- **AIM**:
Write the entries from the first line up to and including the line with "data-point — [218, 287, 224, 293]" as a JSON list of strings, one string per line, skipping any blank lines.

Element box entries

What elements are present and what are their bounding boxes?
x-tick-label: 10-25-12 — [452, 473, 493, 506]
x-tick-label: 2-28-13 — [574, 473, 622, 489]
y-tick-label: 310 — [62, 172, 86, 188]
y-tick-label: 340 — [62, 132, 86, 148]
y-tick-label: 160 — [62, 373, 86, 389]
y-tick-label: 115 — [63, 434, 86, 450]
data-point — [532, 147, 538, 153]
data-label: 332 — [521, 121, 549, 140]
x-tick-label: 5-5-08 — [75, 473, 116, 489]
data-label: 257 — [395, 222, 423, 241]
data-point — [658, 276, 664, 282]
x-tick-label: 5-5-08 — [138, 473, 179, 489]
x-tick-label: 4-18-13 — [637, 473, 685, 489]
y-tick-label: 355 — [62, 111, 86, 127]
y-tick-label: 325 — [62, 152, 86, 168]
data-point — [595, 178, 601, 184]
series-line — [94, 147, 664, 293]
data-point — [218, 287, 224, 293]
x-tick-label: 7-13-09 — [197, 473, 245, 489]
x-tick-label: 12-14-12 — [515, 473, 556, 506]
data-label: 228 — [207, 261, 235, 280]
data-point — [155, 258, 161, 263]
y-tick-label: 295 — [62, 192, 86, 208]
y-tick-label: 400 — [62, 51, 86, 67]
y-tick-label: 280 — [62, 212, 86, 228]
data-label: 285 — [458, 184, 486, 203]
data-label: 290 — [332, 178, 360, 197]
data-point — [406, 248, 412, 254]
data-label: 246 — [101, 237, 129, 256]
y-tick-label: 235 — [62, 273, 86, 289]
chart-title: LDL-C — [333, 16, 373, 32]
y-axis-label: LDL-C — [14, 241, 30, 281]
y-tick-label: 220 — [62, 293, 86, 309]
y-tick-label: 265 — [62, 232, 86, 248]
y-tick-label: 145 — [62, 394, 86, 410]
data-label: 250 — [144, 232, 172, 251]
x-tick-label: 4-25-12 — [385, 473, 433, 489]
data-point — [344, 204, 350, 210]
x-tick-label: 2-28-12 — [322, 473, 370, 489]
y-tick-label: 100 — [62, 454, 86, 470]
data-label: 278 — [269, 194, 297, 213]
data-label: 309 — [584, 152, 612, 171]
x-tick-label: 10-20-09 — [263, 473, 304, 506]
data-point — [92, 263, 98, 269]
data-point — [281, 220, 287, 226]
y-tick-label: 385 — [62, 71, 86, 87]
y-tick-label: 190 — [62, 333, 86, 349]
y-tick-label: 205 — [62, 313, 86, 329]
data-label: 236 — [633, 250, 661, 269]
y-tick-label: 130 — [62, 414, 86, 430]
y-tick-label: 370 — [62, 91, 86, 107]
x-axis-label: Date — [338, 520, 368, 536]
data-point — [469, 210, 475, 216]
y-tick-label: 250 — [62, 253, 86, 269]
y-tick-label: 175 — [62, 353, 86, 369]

- **RESULT OF THIS EXERCISE**:
[
  "What elements are present and what are their bounding boxes?",
  "x-tick-label: 10-25-12 — [452, 473, 493, 506]",
  "x-tick-label: 2-28-13 — [574, 473, 622, 489]",
  "y-tick-label: 310 — [62, 172, 86, 188]",
  "y-tick-label: 340 — [62, 132, 86, 148]",
  "y-tick-label: 160 — [62, 373, 86, 389]",
  "y-tick-label: 115 — [63, 434, 86, 450]",
  "data-point — [532, 147, 538, 153]",
  "data-label: 332 — [521, 121, 549, 140]",
  "x-tick-label: 5-5-08 — [75, 473, 116, 489]",
  "data-label: 257 — [395, 222, 423, 241]",
  "data-point — [658, 276, 664, 282]",
  "x-tick-label: 5-5-08 — [138, 473, 179, 489]",
  "x-tick-label: 4-18-13 — [637, 473, 685, 489]",
  "y-tick-label: 355 — [62, 111, 86, 127]",
  "y-tick-label: 325 — [62, 152, 86, 168]",
  "data-point — [595, 178, 601, 184]",
  "series-line — [94, 147, 664, 293]",
  "data-point — [218, 287, 224, 293]"
]